| STORED DATA |

--------------------

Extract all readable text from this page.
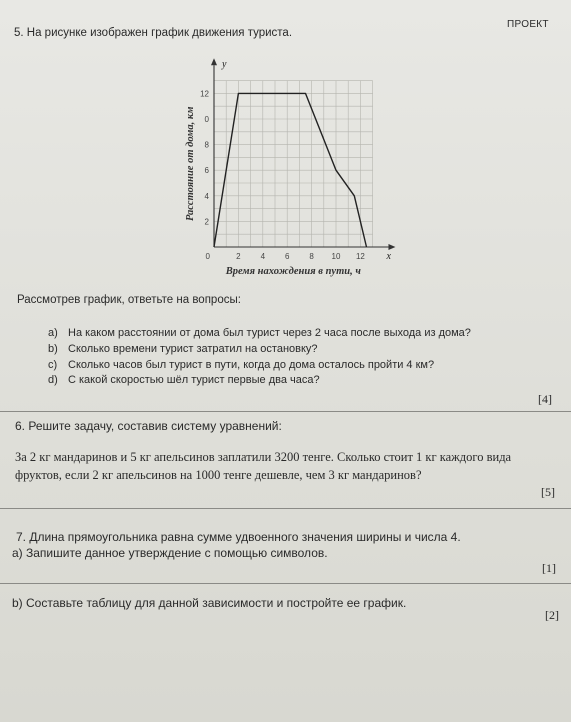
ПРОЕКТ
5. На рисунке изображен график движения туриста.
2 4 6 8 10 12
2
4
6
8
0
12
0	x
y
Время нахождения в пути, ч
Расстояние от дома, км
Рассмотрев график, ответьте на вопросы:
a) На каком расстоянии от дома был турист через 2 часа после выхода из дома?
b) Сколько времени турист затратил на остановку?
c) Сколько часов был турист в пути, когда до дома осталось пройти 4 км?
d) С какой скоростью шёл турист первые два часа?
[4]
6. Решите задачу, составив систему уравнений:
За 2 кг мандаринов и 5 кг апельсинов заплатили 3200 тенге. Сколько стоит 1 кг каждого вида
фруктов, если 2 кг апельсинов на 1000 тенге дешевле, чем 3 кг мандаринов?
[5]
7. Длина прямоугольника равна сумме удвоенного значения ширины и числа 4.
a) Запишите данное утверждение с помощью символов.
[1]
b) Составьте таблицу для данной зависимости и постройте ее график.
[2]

--------------------

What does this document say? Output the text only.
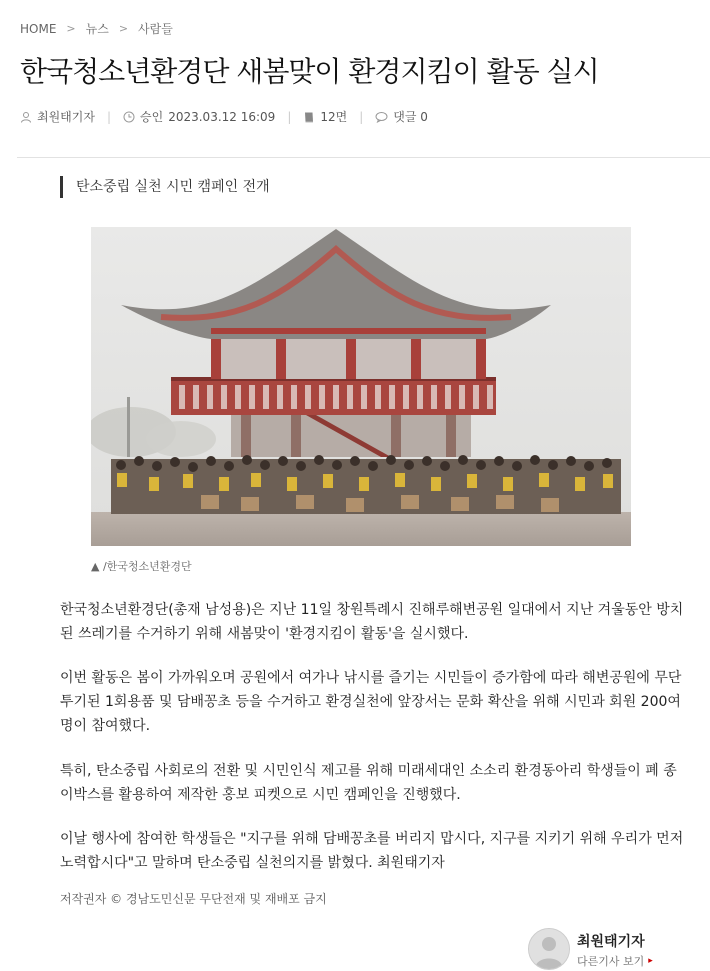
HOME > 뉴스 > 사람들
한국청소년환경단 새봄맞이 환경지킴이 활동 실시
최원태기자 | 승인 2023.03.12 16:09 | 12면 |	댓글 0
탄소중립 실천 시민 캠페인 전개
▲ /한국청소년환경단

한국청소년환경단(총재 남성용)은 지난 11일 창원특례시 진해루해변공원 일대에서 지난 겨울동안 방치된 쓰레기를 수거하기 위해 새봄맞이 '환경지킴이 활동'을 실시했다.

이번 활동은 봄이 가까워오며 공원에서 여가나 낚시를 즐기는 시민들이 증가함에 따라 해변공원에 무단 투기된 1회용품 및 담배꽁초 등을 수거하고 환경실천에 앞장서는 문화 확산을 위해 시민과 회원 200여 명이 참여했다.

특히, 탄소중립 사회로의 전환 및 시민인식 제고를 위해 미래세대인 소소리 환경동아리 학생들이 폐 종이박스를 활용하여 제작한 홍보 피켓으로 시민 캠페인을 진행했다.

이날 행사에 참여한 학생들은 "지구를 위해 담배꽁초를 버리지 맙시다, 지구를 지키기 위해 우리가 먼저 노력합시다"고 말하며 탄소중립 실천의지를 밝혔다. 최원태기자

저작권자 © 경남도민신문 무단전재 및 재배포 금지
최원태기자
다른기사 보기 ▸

--------------------

Pick each line holding the word "график" out of the listing.

5. На рисунке изображен график движения туриста.
Рассмотрев график, ответьте на вопросы:
b) Составьте таблицу для данной зависимости и постройте ее график.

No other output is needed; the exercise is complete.